* WHAT YOU WILL DO *
Without altering anything, repeat each of the records.

* GIVEN DATA *
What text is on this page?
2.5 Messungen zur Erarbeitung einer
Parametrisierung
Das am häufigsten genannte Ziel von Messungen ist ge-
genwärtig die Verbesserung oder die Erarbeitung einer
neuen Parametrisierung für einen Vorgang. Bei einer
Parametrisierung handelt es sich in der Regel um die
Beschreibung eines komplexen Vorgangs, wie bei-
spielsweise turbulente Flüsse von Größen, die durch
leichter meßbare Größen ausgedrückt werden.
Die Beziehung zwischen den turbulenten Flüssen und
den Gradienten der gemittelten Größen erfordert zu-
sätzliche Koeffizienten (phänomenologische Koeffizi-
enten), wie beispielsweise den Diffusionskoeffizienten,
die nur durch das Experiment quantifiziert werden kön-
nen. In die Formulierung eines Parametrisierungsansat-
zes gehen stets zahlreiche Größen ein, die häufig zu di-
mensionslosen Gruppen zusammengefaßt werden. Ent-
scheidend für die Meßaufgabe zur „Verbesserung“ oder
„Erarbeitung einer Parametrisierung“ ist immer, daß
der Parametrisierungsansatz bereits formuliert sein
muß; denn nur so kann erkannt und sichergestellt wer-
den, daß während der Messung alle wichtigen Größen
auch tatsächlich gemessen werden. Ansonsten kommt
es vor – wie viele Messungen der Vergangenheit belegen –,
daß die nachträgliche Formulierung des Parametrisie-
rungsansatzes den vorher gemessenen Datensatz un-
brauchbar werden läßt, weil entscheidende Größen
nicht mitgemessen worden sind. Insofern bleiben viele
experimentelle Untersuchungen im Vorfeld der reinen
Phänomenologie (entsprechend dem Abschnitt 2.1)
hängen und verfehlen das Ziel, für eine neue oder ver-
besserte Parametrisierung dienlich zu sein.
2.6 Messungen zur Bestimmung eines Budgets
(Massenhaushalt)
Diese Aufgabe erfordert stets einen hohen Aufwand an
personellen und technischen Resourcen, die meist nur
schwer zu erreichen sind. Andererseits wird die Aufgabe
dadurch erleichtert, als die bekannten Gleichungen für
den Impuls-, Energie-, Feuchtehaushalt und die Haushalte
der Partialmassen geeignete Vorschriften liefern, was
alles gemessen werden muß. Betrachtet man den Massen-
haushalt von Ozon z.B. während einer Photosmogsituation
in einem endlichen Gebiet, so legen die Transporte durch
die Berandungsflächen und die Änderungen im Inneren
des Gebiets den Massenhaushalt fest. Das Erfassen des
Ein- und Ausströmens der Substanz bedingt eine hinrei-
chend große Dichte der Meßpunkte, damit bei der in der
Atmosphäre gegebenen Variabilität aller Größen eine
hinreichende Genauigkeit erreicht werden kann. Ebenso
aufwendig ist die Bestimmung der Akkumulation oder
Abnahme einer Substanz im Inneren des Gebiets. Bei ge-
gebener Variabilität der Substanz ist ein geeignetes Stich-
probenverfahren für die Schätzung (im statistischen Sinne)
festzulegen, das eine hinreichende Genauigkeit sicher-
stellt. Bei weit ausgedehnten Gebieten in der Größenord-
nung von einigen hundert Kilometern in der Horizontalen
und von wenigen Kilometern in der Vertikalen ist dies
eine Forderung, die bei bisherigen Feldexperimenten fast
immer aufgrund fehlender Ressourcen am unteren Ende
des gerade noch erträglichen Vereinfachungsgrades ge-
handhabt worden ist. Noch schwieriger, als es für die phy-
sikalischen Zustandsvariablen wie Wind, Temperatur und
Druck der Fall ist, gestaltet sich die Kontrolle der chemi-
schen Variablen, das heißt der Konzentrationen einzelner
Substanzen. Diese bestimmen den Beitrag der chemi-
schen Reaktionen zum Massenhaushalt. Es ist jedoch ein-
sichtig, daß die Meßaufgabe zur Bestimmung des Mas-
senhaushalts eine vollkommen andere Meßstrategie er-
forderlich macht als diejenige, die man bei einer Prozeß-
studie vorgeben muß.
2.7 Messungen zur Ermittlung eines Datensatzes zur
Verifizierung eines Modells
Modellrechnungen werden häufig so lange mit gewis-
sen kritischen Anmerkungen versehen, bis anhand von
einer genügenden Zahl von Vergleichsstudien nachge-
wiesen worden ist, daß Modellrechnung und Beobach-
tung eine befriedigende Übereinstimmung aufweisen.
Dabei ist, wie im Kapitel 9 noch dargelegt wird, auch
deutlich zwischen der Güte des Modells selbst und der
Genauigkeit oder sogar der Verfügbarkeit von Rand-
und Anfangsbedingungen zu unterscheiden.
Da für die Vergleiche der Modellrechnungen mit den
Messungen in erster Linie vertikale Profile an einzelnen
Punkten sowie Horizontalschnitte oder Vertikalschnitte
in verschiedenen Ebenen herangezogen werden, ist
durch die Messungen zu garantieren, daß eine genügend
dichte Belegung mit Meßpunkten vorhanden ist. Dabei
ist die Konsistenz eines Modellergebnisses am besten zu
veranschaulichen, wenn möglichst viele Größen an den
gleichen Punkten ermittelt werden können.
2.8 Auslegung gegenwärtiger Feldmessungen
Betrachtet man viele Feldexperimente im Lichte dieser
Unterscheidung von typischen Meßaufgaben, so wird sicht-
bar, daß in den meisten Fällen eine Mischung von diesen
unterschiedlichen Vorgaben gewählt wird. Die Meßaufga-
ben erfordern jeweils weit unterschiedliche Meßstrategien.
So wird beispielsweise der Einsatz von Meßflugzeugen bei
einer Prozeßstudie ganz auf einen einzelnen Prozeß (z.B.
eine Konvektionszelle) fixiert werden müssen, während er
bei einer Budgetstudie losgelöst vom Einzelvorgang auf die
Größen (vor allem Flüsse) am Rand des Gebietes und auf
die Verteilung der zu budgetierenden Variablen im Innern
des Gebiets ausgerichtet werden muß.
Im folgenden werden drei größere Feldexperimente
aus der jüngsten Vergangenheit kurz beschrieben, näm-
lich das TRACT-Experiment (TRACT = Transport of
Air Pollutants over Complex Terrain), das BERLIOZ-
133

* TASK OUTPUT *
What text is on this page?
2.5 Messungen zur Erarbeitung einer
Parametrisierung
Das am häufigsten genannte Ziel von Messungen ist ge-
genwärtig die Verbesserung oder die Erarbeitung einer
neuen Parametrisierung für einen Vorgang. Bei einer
Parametrisierung handelt es sich in der Regel um die
Beschreibung eines komplexen Vorgangs, wie bei-
spielsweise turbulente Flüsse von Größen, die durch
leichter meßbare Größen ausgedrückt werden.
Die Beziehung zwischen den turbulenten Flüssen und
den Gradienten der gemittelten Größen erfordert zu-
sätzliche Koeffizienten (phänomenologische Koeffizi-
enten), wie beispielsweise den Diffusionskoeffizienten,
die nur durch das Experiment quantifiziert werden kön-
nen. In die Formulierung eines Parametrisierungsansat-
zes gehen stets zahlreiche Größen ein, die häufig zu di-
mensionslosen Gruppen zusammengefaßt werden. Ent-
scheidend für die Meßaufgabe zur „Verbesserung“ oder
„Erarbeitung einer Parametrisierung“ ist immer, daß
der Parametrisierungsansatz bereits formuliert sein
muß; denn nur so kann erkannt und sichergestellt wer-
den, daß während der Messung alle wichtigen Größen
auch tatsächlich gemessen werden. Ansonsten kommt
es vor – wie viele Messungen der Vergangenheit belegen –,
daß die nachträgliche Formulierung des Parametrisie-
rungsansatzes den vorher gemessenen Datensatz un-
brauchbar werden läßt, weil entscheidende Größen
nicht mitgemessen worden sind. Insofern bleiben viele
experimentelle Untersuchungen im Vorfeld der reinen
Phänomenologie (entsprechend dem Abschnitt 2.1)
hängen und verfehlen das Ziel, für eine neue oder ver-
besserte Parametrisierung dienlich zu sein.
2.6 Messungen zur Bestimmung eines Budgets
(Massenhaushalt)
Diese Aufgabe erfordert stets einen hohen Aufwand an
personellen und technischen Resourcen, die meist nur
schwer zu erreichen sind. Andererseits wird die Aufgabe
dadurch erleichtert, als die bekannten Gleichungen für
den Impuls-, Energie-, Feuchtehaushalt und die Haushalte
der Partialmassen geeignete Vorschriften liefern, was
alles gemessen werden muß. Betrachtet man den Massen-
haushalt von Ozon z.B. während einer Photosmogsituation
in einem endlichen Gebiet, so legen die Transporte durch
die Berandungsflächen und die Änderungen im Inneren
des Gebiets den Massenhaushalt fest. Das Erfassen des
Ein- und Ausströmens der Substanz bedingt eine hinrei-
chend große Dichte der Meßpunkte, damit bei der in der
Atmosphäre gegebenen Variabilität aller Größen eine
hinreichende Genauigkeit erreicht werden kann. Ebenso
aufwendig ist die Bestimmung der Akkumulation oder
Abnahme einer Substanz im Inneren des Gebiets. Bei ge-
gebener Variabilität der Substanz ist ein geeignetes Stich-
probenverfahren für die Schätzung (im statistischen Sinne)
festzulegen, das eine hinreichende Genauigkeit sicher-
stellt. Bei weit ausgedehnten Gebieten in der Größenord-
nung von einigen hundert Kilometern in der Horizontalen
und von wenigen Kilometern in der Vertikalen ist dies
eine Forderung, die bei bisherigen Feldexperimenten fast
immer aufgrund fehlender Ressourcen am unteren Ende
des gerade noch erträglichen Vereinfachungsgrades ge-
handhabt worden ist. Noch schwieriger, als es für die phy-
sikalischen Zustandsvariablen wie Wind, Temperatur und
Druck der Fall ist, gestaltet sich die Kontrolle der chemi-
schen Variablen, das heißt der Konzentrationen einzelner
Substanzen. Diese bestimmen den Beitrag der chemi-
schen Reaktionen zum Massenhaushalt. Es ist jedoch ein-
sichtig, daß die Meßaufgabe zur Bestimmung des Mas-
senhaushalts eine vollkommen andere Meßstrategie er-
forderlich macht als diejenige, die man bei einer Prozeß-
studie vorgeben muß.
2.7 Messungen zur Ermittlung eines Datensatzes zur
Verifizierung eines Modells
Modellrechnungen werden häufig so lange mit gewis-
sen kritischen Anmerkungen versehen, bis anhand von
einer genügenden Zahl von Vergleichsstudien nachge-
wiesen worden ist, daß Modellrechnung und Beobach-
tung eine befriedigende Übereinstimmung aufweisen.
Dabei ist, wie im Kapitel 9 noch dargelegt wird, auch
deutlich zwischen der Güte des Modells selbst und der
Genauigkeit oder sogar der Verfügbarkeit von Rand-
und Anfangsbedingungen zu unterscheiden.
Da für die Vergleiche der Modellrechnungen mit den
Messungen in erster Linie vertikale Profile an einzelnen
Punkten sowie Horizontalschnitte oder Vertikalschnitte
in verschiedenen Ebenen herangezogen werden, ist
durch die Messungen zu garantieren, daß eine genügend
dichte Belegung mit Meßpunkten vorhanden ist. Dabei
ist die Konsistenz eines Modellergebnisses am besten zu
veranschaulichen, wenn möglichst viele Größen an den
gleichen Punkten ermittelt werden können.
2.8 Auslegung gegenwärtiger Feldmessungen
Betrachtet man viele Feldexperimente im Lichte dieser
Unterscheidung von typischen Meßaufgaben, so wird sicht-
bar, daß in den meisten Fällen eine Mischung von diesen
unterschiedlichen Vorgaben gewählt wird. Die Meßaufga-
ben erfordern jeweils weit unterschiedliche Meßstrategien.
So wird beispielsweise der Einsatz von Meßflugzeugen bei
einer Prozeßstudie ganz auf einen einzelnen Prozeß (z.B.
eine Konvektionszelle) fixiert werden müssen, während er
bei einer Budgetstudie losgelöst vom Einzelvorgang auf die
Größen (vor allem Flüsse) am Rand des Gebietes und auf
die Verteilung der zu budgetierenden Variablen im Innern
des Gebiets ausgerichtet werden muß.
Im folgenden werden drei größere Feldexperimente
aus der jüngsten Vergangenheit kurz beschrieben, näm-
lich das TRACT-Experiment (TRACT = Transport of
Air Pollutants over Complex Terrain), das BERLIOZ-
133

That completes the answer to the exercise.